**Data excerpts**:
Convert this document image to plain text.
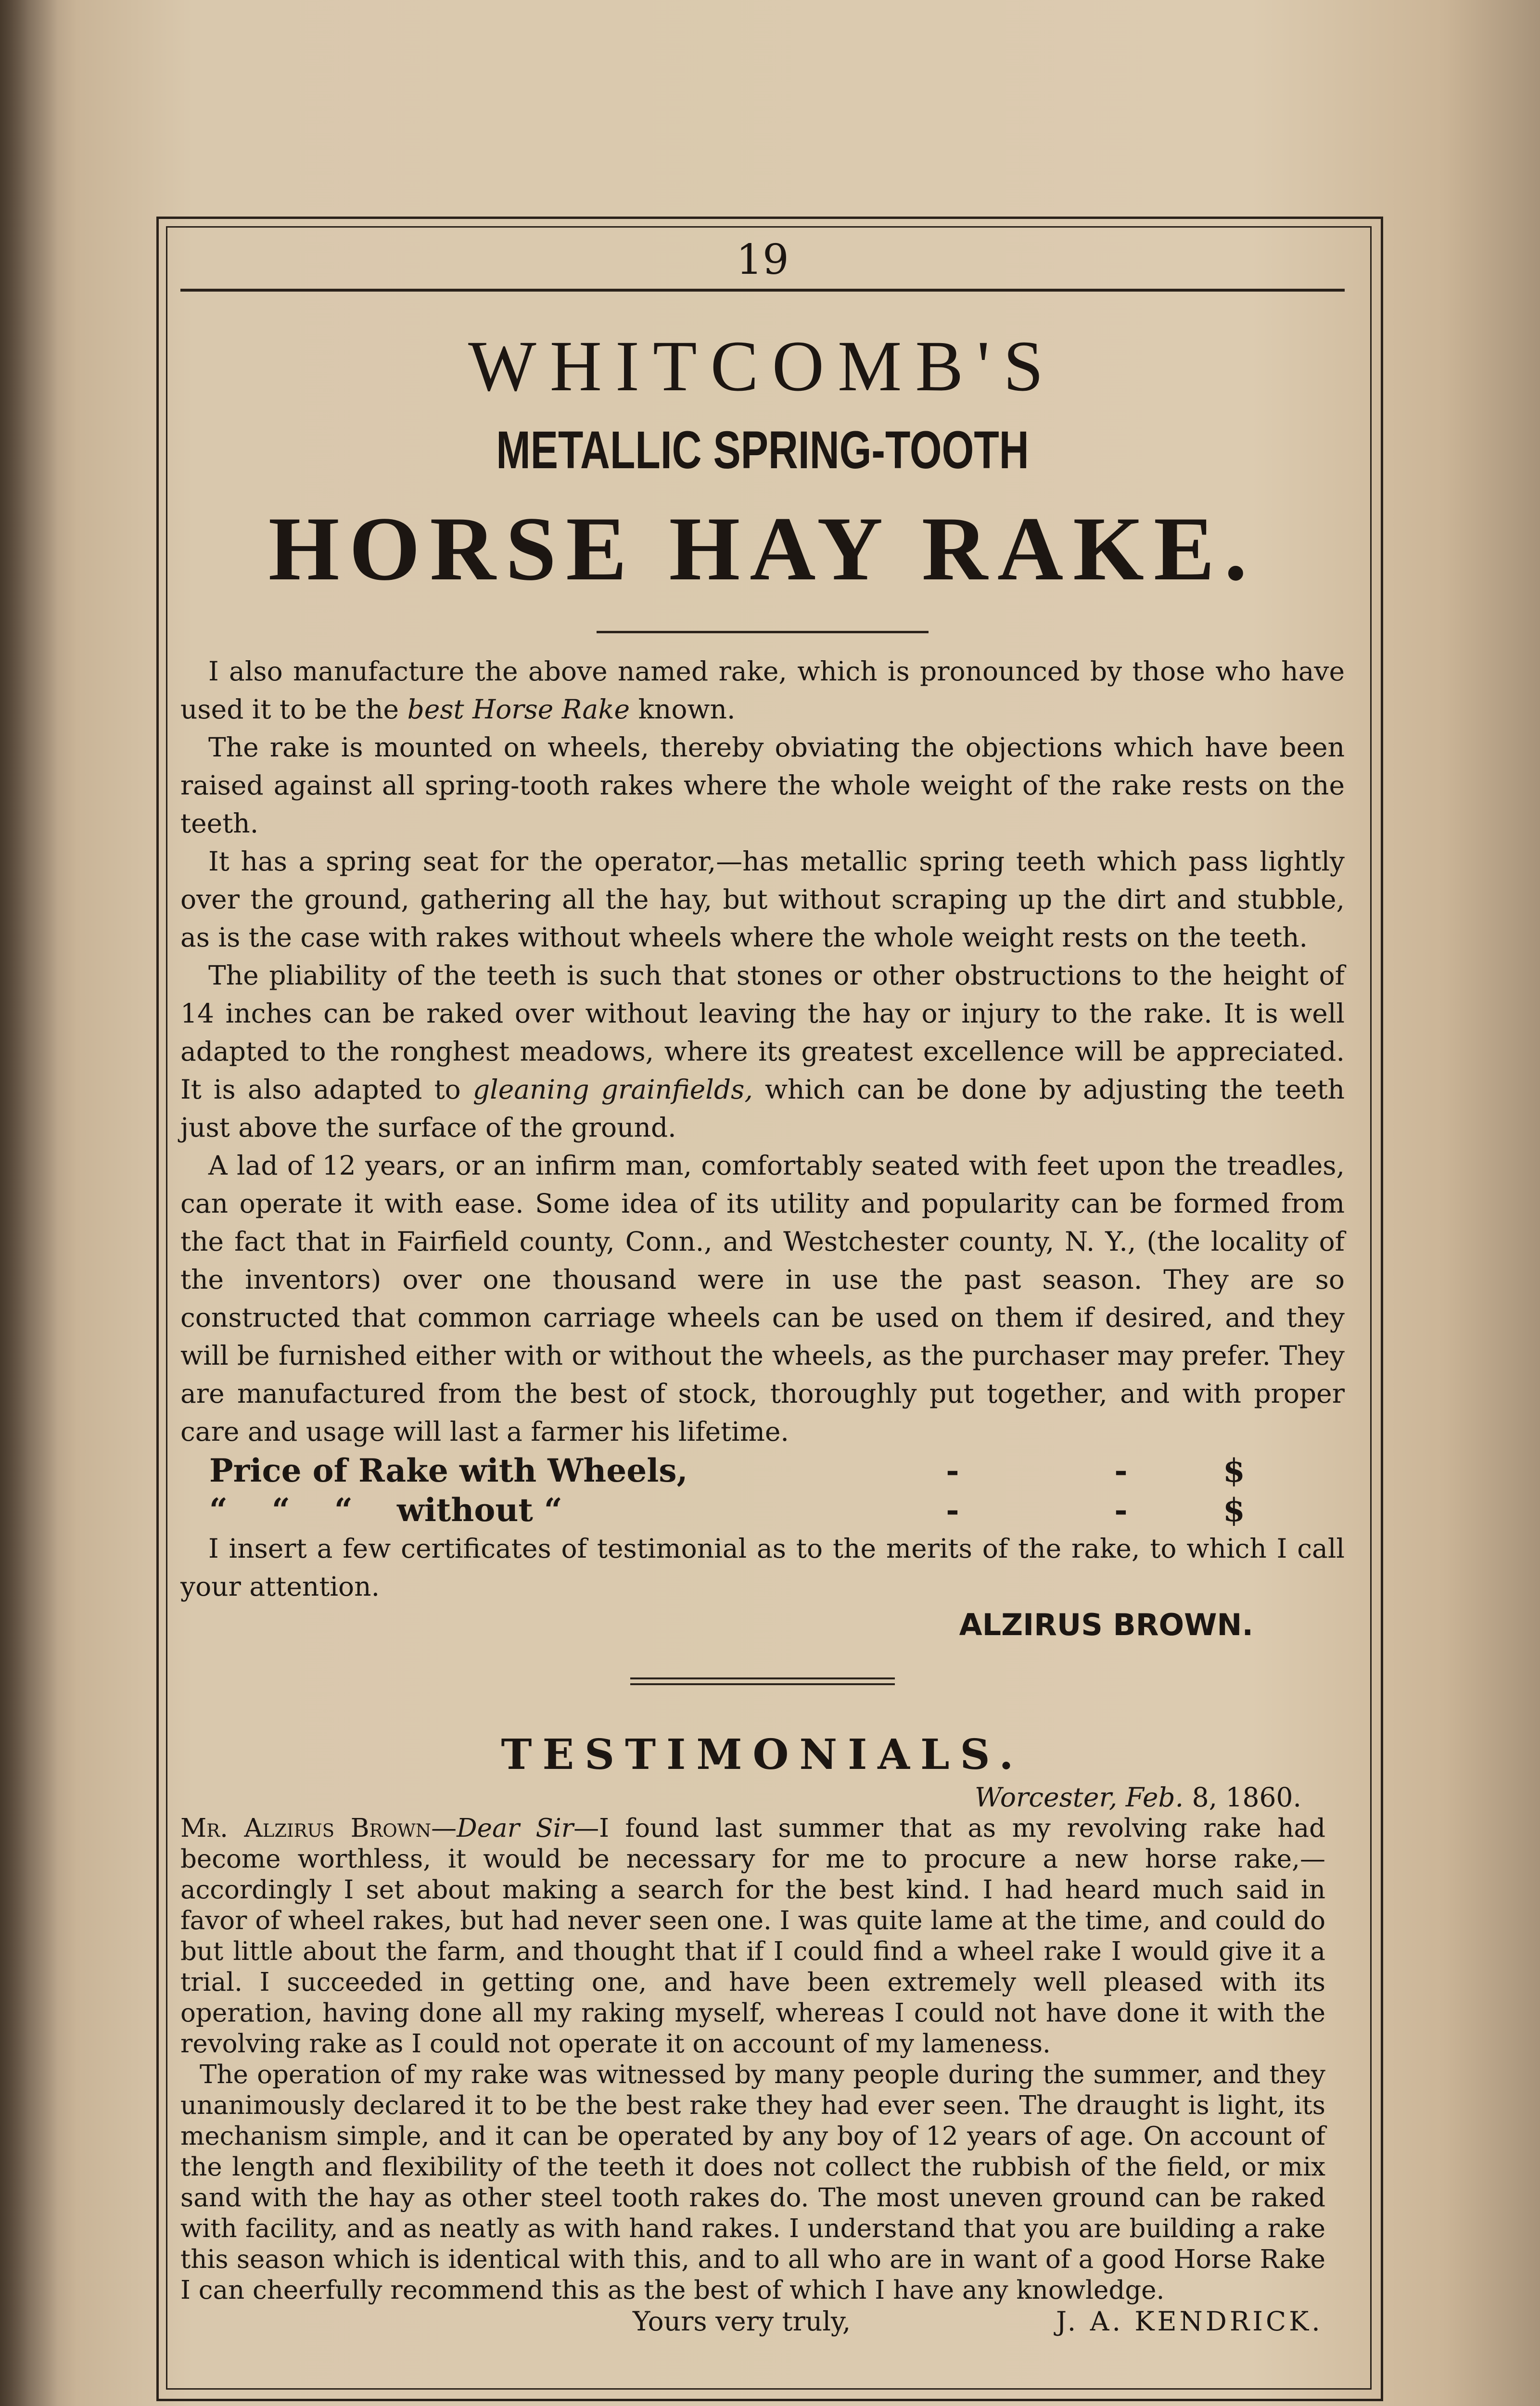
19
WHITCOMB'S
METALLIC SPRING-TOOTH
HORSE HAY RAKE.

I also manufacture the above named rake, which is pronounced by those who have used it to be the best Horse Rake known.

The rake is mounted on wheels, thereby obviating the objections which have been raised against all spring-tooth rakes where the whole weight of the rake rests on the teeth.

It has a spring seat for the operator,—has metallic spring teeth which pass lightly over the ground, gathering all the hay, but without scraping up the dirt and stubble, as is the case with rakes without wheels where the whole weight rests on the teeth.

The pliability of the teeth is such that stones or other obstructions to the height of 14 inches can be raked over without leaving the hay or injury to the rake. It is well adapted to the ronghest meadows, where its greatest excellence will be appreciated. It is also adapted to gleaning grainfields, which can be done by adjusting the teeth just above the surface of the ground.

A lad of 12 years, or an infirm man, comfortably seated with feet upon the treadles, can operate it with ease. Some idea of its utility and popularity can be formed from the fact that in Fairfield county, Conn., and Westchester county, N. Y., (the locality of the inventors) over one thousand were in use the past season. They are so constructed that common carriage wheels can be used on them if desired, and they will be furnished either with or without the wheels, as the purchaser may prefer. They are manufactured from the best of stock, thoroughly put together, and with proper care and usage will last a farmer his lifetime.

Price of Rake with Wheels,	-	-	$
“ “ “ without “	-	-	$

I insert a few certificates of testimonial as to the merits of the rake, to which I call your attention.

ALZIRUS BROWN.
TESTIMONIALS.
Worcester, Feb. 8, 1860.

Mr. Alzirus Brown—Dear Sir—I found last summer that as my revolving rake had become worthless, it would be necessary for me to procure a new horse rake,—accordingly I set about making a search for the best kind. I had heard much said in favor of wheel rakes, but had never seen one. I was quite lame at the time, and could do but little about the farm, and thought that if I could find a wheel rake I would give it a trial. I succeeded in getting one, and have been extremely well pleased with its operation, having done all my raking myself, whereas I could not have done it with the revolving rake as I could not operate it on account of my lameness.

The operation of my rake was witnessed by many people during the summer, and they unanimously declared it to be the best rake they had ever seen. The draught is light, its mechanism simple, and it can be operated by any boy of 12 years of age. On account of the length and flexibility of the teeth it does not collect the rubbish of the field, or mix sand with the hay as other steel tooth rakes do. The most uneven ground can be raked with facility, and as neatly as with hand rakes. I understand that you are building a rake this season which is identical with this, and to all who are in want of a good Horse Rake I can cheerfully recommend this as the best of which I have any knowledge.

Yours very truly,	J. A. KENDRICK.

**WHAT YOU NEED TO DO**: Scan the listing above. Gather each line that contains the word "over".

**TASK RESPONSE**:
It has a spring seat for the operator,—has metallic spring teeth which pass lightly over the ground, gathering all the hay, but without scraping up the dirt and stubble, as is the case with rakes without wheels where the whole weight rests on the teeth.
The pliability of the teeth is such that stones or other obstructions to the height of 14 inches can be raked over without leaving the hay or injury to the rake. It is well adapted to the ronghest meadows, where its greatest excellence will be appreciated. It is also adapted to gleaning grainfields, which can be done by adjusting the teeth just above the surface of the ground.
A lad of 12 years, or an infirm man, comfortably seated with feet upon the treadles, can operate it with ease. Some idea of its utility and popularity can be formed from the fact that in Fairfield county, Conn., and Westchester county, N. Y., (the locality of the inventors) over one thousand were in use the past season. They are so constructed that common carriage wheels can be used on them if desired, and they will be furnished either with or without the wheels, as the purchaser may prefer. They are manufactured from the best of stock, thoroughly put together, and with proper care and usage will last a farmer his lifetime.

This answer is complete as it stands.